- _TAREAS A REALIZAR_:
**a.** Según el fragmento sobre el envejecimiento, ¿por qué las limitaciones que produce una enfermedad no son exclusivas de la vejez? Responde en una a tres oraciones.
**b.** ¿Qué actividades pueden disfrutar las personas mayores con buena salud según el fragmento sobre el envejecimiento?

- _FRAGMENTO DEL DOCUMENTO_:

Afortunadamente, cuando miramos la realidad con objetividad descubrimos que estas ideas preconcebidas es conveniente matizarlas, y que algunas no son ciertas. Es necesario, naturalmente, diferenciar entre un envejecimiento normal y un envejecimiento patológico, es decir, con enfermedad asociada. Pero esto pasa en cualquier edad: Una persona joven afectada de una enfermedad discapacitante tendrá ciertas limitaciones en el desarrollo de su vida, igual que una persona mayor enferma. Y no es menos cierto que a medida que nos hacemos mayores, la probabilidad de sufrir alguna enfermedad aumenta, pero nada indica que tener muchos años tenga que ir acompañado necesariamente de enfermedad. Cada vez es más habitual encontrar personas mayores con buena salud, tanto físicamente como mentalmente, que pueden disfrutar de todo lo que les puede dar la vida: ayudar a los demás, viajar, aprender cosas nuevas, amar.

Datos de análisis del diseño de página:
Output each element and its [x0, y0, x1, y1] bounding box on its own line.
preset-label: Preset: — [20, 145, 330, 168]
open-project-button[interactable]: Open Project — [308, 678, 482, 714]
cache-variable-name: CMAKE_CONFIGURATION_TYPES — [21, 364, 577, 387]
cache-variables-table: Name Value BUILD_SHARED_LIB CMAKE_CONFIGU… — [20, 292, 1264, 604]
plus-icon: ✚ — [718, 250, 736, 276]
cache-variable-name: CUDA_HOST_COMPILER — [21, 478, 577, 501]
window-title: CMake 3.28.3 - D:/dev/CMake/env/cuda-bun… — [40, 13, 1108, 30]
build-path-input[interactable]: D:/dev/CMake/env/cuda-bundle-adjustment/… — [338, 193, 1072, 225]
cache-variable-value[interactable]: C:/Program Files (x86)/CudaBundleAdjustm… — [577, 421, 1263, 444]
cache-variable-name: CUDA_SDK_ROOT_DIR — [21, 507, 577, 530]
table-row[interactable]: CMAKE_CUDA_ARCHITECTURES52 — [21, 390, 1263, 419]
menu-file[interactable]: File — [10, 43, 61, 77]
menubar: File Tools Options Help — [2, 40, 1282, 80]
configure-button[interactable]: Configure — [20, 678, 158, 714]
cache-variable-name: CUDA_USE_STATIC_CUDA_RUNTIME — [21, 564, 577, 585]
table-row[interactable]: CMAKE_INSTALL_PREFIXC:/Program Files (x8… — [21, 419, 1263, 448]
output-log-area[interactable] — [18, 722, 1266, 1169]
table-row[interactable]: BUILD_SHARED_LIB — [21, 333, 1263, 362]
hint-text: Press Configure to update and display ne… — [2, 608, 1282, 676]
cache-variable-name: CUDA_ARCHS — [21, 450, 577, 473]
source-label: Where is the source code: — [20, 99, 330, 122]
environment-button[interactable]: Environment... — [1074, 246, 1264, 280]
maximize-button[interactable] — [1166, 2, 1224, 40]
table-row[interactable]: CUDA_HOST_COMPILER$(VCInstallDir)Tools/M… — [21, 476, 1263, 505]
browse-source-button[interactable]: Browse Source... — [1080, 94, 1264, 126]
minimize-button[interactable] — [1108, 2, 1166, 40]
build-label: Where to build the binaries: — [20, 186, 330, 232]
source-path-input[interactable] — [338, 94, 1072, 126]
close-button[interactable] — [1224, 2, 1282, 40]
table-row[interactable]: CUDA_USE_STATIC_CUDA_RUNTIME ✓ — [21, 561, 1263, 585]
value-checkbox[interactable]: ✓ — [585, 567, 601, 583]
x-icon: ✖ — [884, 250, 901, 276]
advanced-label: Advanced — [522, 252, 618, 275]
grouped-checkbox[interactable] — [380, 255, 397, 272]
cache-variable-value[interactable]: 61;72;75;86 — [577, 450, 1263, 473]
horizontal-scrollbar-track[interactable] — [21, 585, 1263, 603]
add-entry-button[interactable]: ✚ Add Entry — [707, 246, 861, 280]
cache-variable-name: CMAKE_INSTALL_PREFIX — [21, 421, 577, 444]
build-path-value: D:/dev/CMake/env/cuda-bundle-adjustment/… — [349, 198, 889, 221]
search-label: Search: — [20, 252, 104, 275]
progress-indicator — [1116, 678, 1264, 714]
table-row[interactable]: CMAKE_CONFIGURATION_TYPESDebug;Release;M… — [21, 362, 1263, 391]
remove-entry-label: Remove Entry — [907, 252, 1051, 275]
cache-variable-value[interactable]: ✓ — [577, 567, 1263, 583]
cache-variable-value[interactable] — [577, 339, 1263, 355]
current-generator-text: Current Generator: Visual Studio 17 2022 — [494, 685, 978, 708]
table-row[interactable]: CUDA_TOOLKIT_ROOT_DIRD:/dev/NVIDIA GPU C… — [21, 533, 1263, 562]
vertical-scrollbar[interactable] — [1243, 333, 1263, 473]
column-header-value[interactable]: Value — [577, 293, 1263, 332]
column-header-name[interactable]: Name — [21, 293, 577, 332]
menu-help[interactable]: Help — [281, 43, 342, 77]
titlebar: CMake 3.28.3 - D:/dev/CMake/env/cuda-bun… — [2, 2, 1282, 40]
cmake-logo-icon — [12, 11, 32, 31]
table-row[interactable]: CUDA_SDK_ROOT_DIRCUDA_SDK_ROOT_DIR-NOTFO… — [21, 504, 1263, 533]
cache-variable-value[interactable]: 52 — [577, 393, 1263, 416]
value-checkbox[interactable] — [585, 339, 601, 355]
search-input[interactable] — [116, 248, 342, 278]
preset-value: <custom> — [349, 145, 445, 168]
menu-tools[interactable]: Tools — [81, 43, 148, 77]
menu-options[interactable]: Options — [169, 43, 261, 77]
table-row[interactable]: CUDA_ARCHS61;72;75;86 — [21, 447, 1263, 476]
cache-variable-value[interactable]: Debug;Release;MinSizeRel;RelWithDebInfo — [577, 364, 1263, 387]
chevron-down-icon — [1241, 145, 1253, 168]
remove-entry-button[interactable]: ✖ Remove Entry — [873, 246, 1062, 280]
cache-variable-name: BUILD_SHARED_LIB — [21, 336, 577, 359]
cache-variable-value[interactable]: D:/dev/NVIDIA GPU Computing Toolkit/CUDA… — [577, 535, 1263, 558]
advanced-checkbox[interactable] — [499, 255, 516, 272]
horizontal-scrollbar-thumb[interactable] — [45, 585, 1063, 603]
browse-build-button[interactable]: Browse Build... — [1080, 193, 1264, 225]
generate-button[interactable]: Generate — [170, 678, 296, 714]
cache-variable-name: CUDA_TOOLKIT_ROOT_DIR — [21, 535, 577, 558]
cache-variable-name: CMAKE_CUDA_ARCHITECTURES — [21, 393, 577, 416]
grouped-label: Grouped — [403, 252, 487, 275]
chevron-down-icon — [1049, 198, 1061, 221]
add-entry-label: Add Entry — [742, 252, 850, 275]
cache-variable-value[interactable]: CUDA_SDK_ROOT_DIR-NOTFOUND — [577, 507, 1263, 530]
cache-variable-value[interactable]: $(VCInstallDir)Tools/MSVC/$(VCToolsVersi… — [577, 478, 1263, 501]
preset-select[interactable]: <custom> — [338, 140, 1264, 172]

- _RESPUESTAS_:
**a.** Porque eso ocurre a cualquier edad. Una persona joven con una enfermedad discapacitante también tendrá ciertas limitaciones en el desarrollo de su vida, igual que una persona mayor enferma.

**b.** Ayudar a los demás, viajar, aprender cosas nuevas y amar.